## Start Material provided

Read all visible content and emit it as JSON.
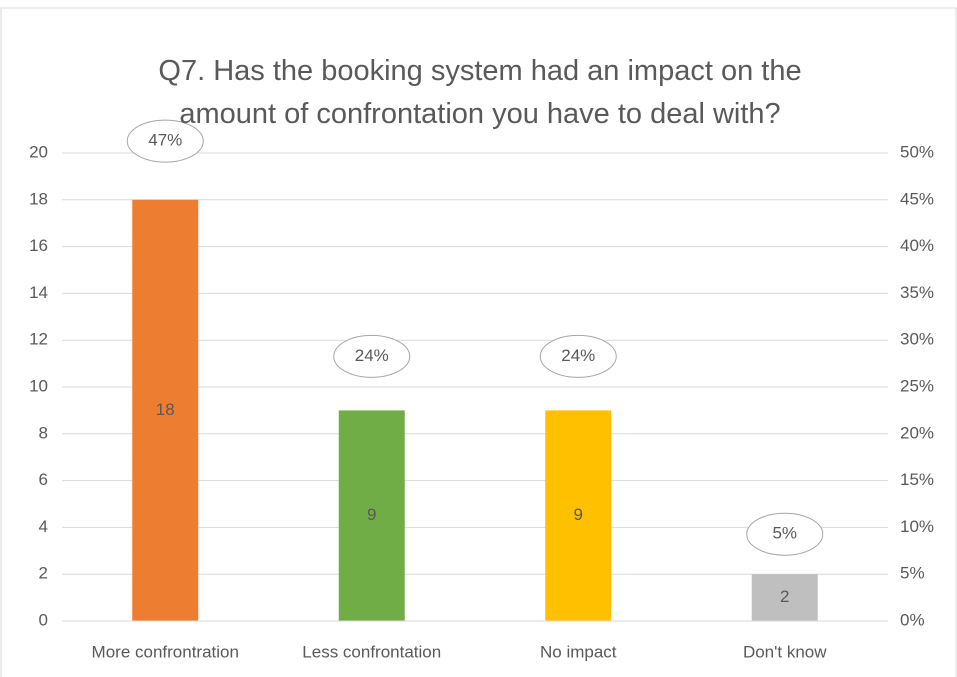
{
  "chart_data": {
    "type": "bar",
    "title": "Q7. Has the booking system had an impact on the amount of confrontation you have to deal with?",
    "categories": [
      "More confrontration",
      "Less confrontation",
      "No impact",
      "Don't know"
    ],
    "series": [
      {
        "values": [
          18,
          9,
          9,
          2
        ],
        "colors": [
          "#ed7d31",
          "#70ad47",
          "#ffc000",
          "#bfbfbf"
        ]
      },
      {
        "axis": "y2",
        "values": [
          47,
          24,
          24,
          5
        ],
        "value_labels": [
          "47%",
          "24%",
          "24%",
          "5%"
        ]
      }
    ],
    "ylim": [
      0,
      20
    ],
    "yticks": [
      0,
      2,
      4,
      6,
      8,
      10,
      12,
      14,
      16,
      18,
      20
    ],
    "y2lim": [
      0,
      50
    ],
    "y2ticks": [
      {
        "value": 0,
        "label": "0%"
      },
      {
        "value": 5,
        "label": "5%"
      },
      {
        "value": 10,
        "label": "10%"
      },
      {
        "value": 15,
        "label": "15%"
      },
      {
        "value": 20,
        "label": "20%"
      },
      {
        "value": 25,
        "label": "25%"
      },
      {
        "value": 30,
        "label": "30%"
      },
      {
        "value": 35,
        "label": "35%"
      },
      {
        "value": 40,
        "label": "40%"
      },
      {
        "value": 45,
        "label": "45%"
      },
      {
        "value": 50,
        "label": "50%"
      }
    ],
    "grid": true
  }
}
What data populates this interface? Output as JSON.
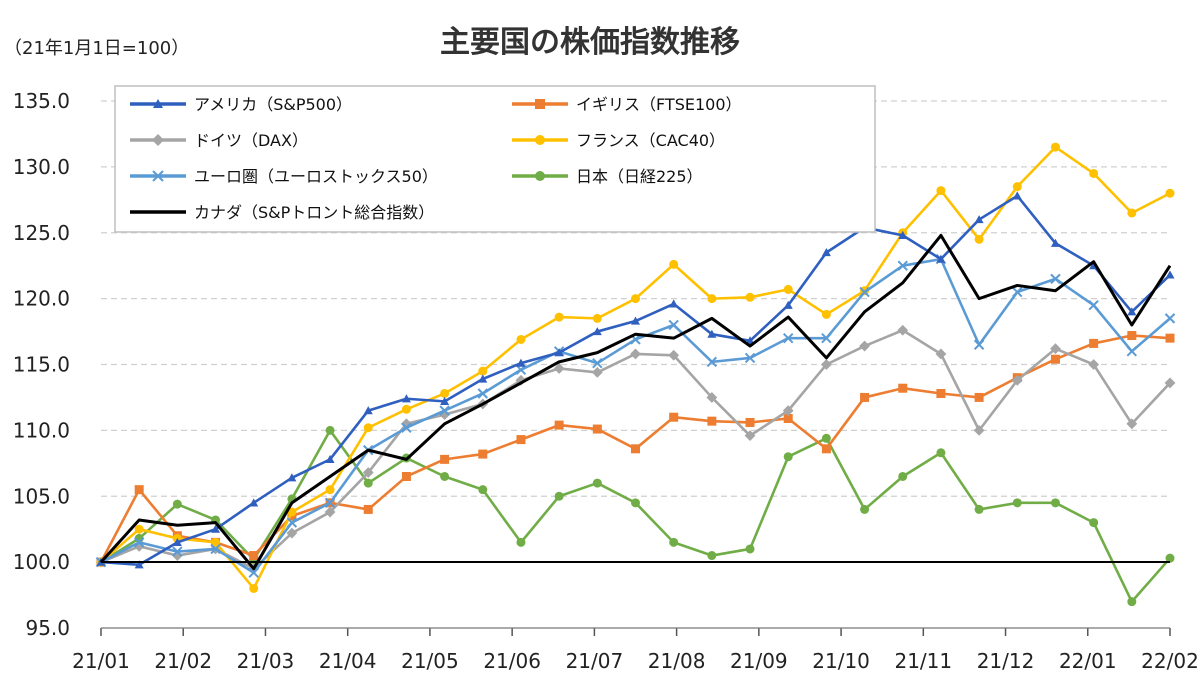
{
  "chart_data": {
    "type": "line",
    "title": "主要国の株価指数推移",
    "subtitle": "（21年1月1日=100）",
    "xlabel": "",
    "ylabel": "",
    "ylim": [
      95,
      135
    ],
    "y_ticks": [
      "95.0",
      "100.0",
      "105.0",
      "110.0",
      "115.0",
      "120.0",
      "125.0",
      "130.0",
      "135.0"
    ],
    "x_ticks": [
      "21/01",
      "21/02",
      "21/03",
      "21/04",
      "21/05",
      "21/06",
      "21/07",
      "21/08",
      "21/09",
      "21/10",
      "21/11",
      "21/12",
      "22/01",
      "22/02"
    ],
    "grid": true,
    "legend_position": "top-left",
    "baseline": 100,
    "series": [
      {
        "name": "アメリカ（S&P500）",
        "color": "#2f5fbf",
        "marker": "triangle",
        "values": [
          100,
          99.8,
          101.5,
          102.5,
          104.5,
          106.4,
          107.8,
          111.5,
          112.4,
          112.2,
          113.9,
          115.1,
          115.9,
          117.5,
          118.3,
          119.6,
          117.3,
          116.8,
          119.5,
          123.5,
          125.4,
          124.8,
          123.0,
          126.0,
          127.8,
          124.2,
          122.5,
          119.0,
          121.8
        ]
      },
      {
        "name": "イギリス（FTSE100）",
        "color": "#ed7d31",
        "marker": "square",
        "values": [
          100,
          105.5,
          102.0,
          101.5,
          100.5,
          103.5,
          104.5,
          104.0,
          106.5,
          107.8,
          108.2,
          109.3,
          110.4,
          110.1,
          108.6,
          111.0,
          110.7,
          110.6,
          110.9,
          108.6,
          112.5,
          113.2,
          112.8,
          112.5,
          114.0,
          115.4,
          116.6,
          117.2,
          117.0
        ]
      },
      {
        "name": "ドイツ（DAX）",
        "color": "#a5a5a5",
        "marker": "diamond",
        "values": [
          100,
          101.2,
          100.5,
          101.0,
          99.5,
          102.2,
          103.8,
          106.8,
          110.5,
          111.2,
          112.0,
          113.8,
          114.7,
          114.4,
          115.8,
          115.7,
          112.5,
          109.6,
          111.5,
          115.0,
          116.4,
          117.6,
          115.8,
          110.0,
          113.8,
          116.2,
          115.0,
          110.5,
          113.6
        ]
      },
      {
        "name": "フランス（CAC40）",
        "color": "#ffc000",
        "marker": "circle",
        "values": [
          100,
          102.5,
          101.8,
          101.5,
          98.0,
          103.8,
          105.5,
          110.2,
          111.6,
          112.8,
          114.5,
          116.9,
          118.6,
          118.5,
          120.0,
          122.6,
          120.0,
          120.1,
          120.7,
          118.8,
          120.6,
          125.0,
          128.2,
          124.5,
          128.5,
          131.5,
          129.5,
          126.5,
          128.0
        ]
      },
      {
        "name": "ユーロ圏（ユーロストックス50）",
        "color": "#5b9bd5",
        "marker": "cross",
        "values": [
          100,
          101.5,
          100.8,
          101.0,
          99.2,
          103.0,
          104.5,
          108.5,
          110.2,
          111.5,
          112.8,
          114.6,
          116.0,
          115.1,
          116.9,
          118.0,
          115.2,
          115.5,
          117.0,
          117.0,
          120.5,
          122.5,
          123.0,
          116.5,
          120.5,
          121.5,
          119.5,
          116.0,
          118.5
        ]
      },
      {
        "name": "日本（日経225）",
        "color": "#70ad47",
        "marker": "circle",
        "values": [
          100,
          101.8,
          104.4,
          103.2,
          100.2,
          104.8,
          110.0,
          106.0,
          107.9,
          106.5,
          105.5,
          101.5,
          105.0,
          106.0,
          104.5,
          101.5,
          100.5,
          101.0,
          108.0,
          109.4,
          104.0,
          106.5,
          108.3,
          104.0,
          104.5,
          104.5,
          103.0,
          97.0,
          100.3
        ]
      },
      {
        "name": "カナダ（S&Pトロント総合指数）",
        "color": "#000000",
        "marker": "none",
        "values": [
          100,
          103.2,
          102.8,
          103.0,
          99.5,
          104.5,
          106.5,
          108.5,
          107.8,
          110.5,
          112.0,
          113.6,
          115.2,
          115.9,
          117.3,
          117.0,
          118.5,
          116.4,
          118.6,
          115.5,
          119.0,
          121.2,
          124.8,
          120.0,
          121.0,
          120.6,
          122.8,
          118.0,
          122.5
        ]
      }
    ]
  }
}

## End Material provided
## Start Material provided

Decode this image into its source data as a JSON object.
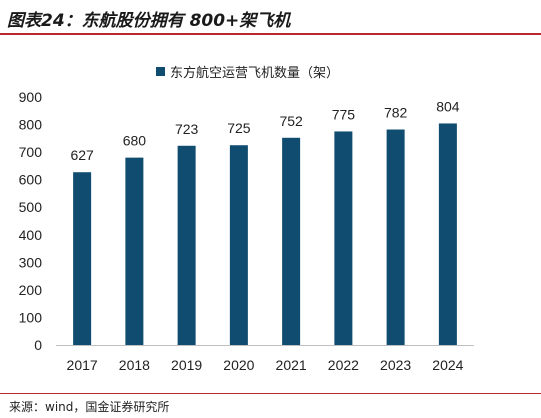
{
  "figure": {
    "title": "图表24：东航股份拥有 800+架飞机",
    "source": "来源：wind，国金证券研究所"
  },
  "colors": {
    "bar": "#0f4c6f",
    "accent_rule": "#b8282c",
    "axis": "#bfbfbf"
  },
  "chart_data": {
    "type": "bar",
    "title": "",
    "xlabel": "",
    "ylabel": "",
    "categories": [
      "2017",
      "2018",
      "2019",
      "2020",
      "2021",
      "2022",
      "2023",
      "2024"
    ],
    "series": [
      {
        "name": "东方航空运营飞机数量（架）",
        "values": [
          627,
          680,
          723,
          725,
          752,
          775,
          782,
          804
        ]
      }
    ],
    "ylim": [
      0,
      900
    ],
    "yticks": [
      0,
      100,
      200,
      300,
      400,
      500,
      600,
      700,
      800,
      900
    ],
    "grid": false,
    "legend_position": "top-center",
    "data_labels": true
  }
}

## End Material provided

Pick out each line in the material containing "confrontation".

§ **Answer for this exercise**:
    "title": "Q7. Has the booking system had an impact on the amount of confrontation you have to deal with?",
      "Less confrontation",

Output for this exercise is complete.